● **EXERCISE TASK**: Copy the data exactly as it appears, and do not include any pictures.

● **DATASET**:

▬▬▬

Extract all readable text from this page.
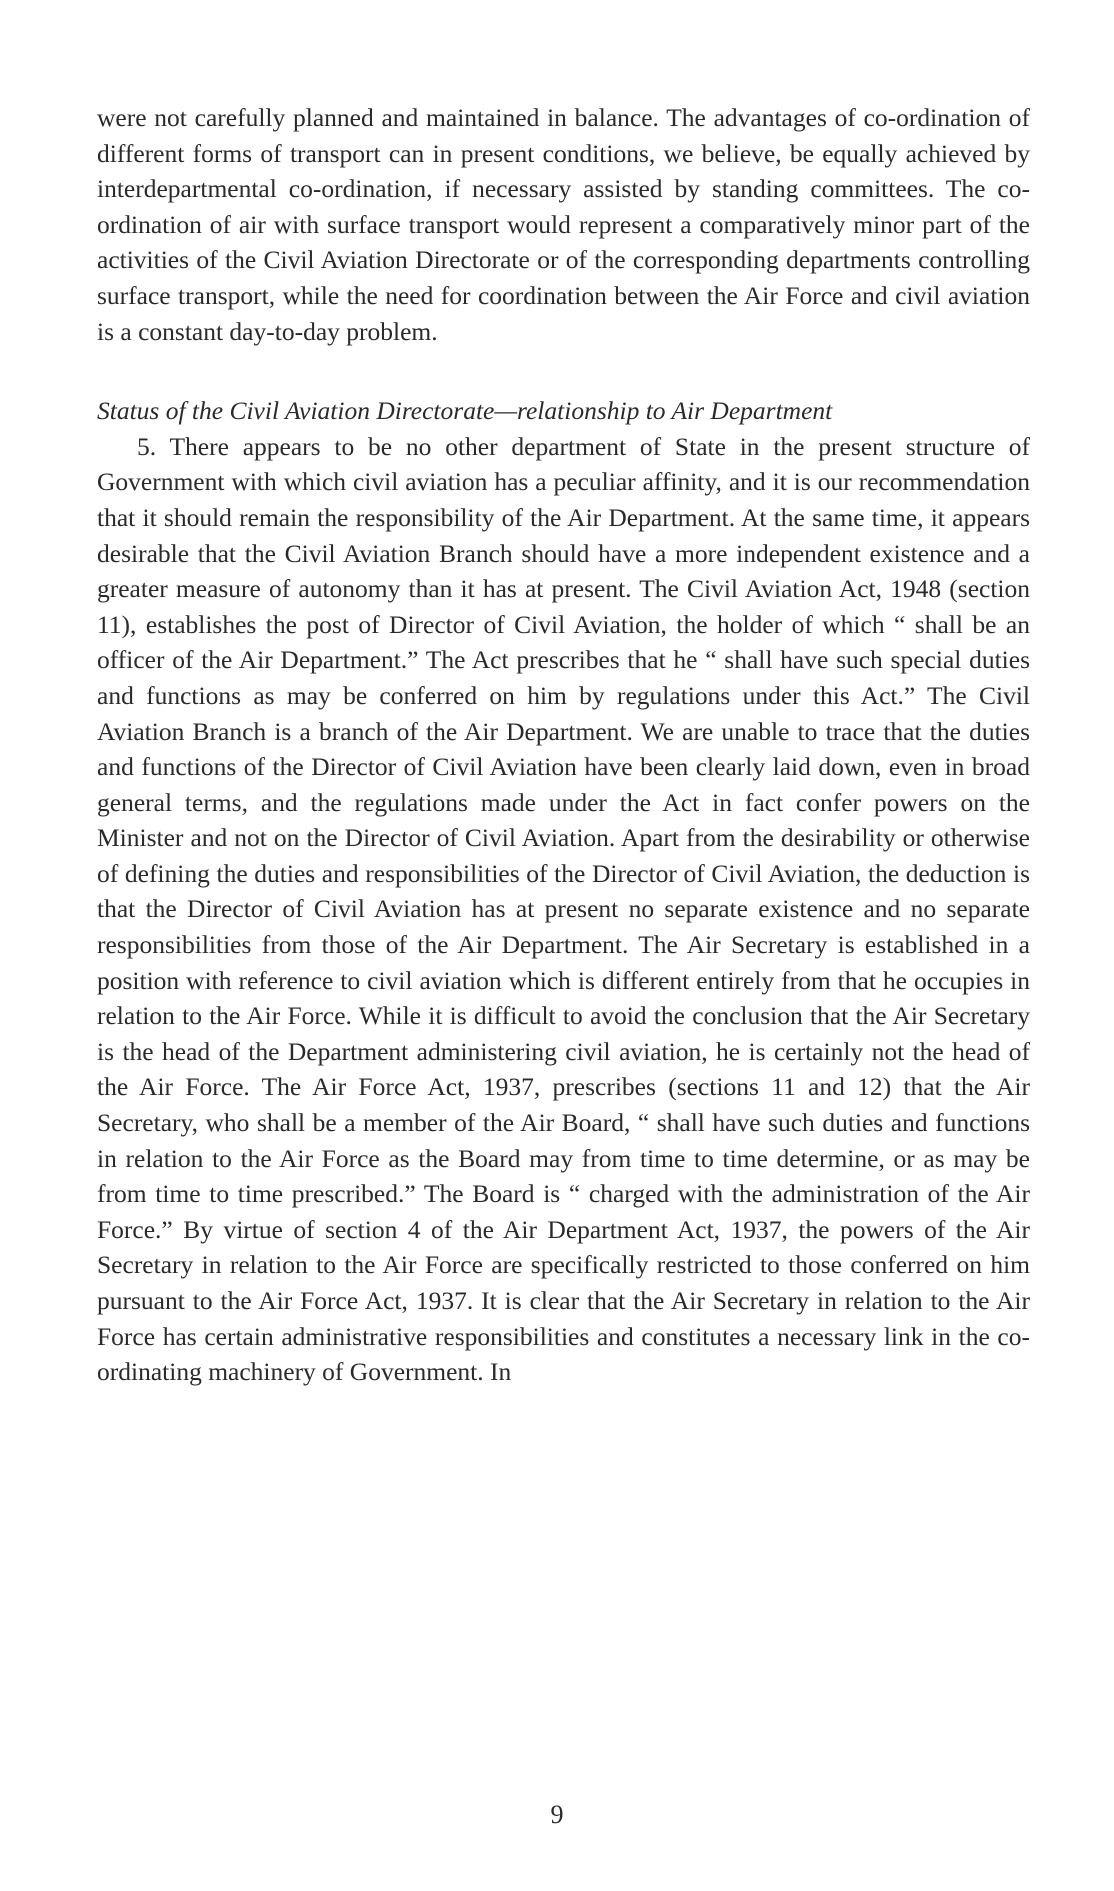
were not carefully planned and maintained in balance. The advantages of co-ordination of different forms of transport can in present conditions, we believe, be equally achieved by interdepartmental co-ordination, if necessary assisted by standing committees. The co-ordination of air with surface transport would represent a comparatively minor part of the activities of the Civil Aviation Directorate or of the corresponding departments controlling surface transport, while the need for coordination between the Air Force and civil aviation is a constant day-to-day problem.

Status of the Civil Aviation Directorate—relationship to Air Department

5. There appears to be no other department of State in the present structure of Government with which civil aviation has a peculiar affinity, and it is our recommendation that it should remain the responsibility of the Air Department. At the same time, it appears desirable that the Civil Aviation Branch should have a more independent existence and a greater measure of autonomy than it has at present. The Civil Aviation Act, 1948 (section 11), establishes the post of Director of Civil Aviation, the holder of which “ shall be an officer of the Air Department.” The Act prescribes that he “ shall have such special duties and functions as may be conferred on him by regulations under this Act.” The Civil Aviation Branch is a branch of the Air Department. We are unable to trace that the duties and functions of the Director of Civil Aviation have been clearly laid down, even in broad general terms, and the regulations made under the Act in fact confer powers on the Minister and not on the Director of Civil Aviation. Apart from the desirability or otherwise of defining the duties and responsibilities of the Director of Civil Aviation, the deduction is that the Director of Civil Aviation has at present no separate existence and no separate responsibilities from those of the Air Department. The Air Secretary is established in a position with reference to civil aviation which is different entirely from that he occupies in relation to the Air Force. While it is difficult to avoid the conclusion that the Air Secretary is the head of the Department administering civil aviation, he is certainly not the head of the Air Force. The Air Force Act, 1937, prescribes (sections 11 and 12) that the Air Secretary, who shall be a member of the Air Board, “ shall have such duties and functions in relation to the Air Force as the Board may from time to time determine, or as may be from time to time prescribed.” The Board is “ charged with the administration of the Air Force.” By virtue of section 4 of the Air Department Act, 1937, the powers of the Air Secretary in relation to the Air Force are specifically restricted to those conferred on him pursuant to the Air Force Act, 1937. It is clear that the Air Secretary in relation to the Air Force has certain administrative responsibilities and constitutes a necessary link in the co-ordinating machinery of Government. In

9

▬▬▬

● **TASK RESPONSE**:
Extract all readable text from this page.
were not carefully planned and maintained in balance. The advantages of co-ordination of different forms of transport can in present conditions, we believe, be equally achieved by interdepartmental co-ordination, if necessary assisted by standing committees. The co-ordination of air with surface transport would represent a comparatively minor part of the activities of the Civil Aviation Directorate or of the corresponding departments controlling surface transport, while the need for coordination between the Air Force and civil aviation is a constant day-to-day problem.

Status of the Civil Aviation Directorate—relationship to Air Department

5. There appears to be no other department of State in the present structure of Government with which civil aviation has a peculiar affinity, and it is our recommendation that it should remain the responsibility of the Air Department. At the same time, it appears desirable that the Civil Aviation Branch should have a more independent existence and a greater measure of autonomy than it has at present. The Civil Aviation Act, 1948 (section 11), establishes the post of Director of Civil Aviation, the holder of which “ shall be an officer of the Air Department.” The Act prescribes that he “ shall have such special duties and functions as may be conferred on him by regulations under this Act.” The Civil Aviation Branch is a branch of the Air Department. We are unable to trace that the duties and functions of the Director of Civil Aviation have been clearly laid down, even in broad general terms, and the regulations made under the Act in fact confer powers on the Minister and not on the Director of Civil Aviation. Apart from the desirability or otherwise of defining the duties and responsibilities of the Director of Civil Aviation, the deduction is that the Director of Civil Aviation has at present no separate existence and no separate responsibilities from those of the Air Department. The Air Secretary is established in a position with reference to civil aviation which is different entirely from that he occupies in relation to the Air Force. While it is difficult to avoid the conclusion that the Air Secretary is the head of the Department administering civil aviation, he is certainly not the head of the Air Force. The Air Force Act, 1937, prescribes (sections 11 and 12) that the Air Secretary, who shall be a member of the Air Board, “ shall have such duties and functions in relation to the Air Force as the Board may from time to time determine, or as may be from time to time prescribed.” The Board is “ charged with the administration of the Air Force.” By virtue of section 4 of the Air Department Act, 1937, the powers of the Air Secretary in relation to the Air Force are specifically restricted to those conferred on him pursuant to the Air Force Act, 1937. It is clear that the Air Secretary in relation to the Air Force has certain administrative responsibilities and constitutes a necessary link in the co-ordinating machinery of Government. In

9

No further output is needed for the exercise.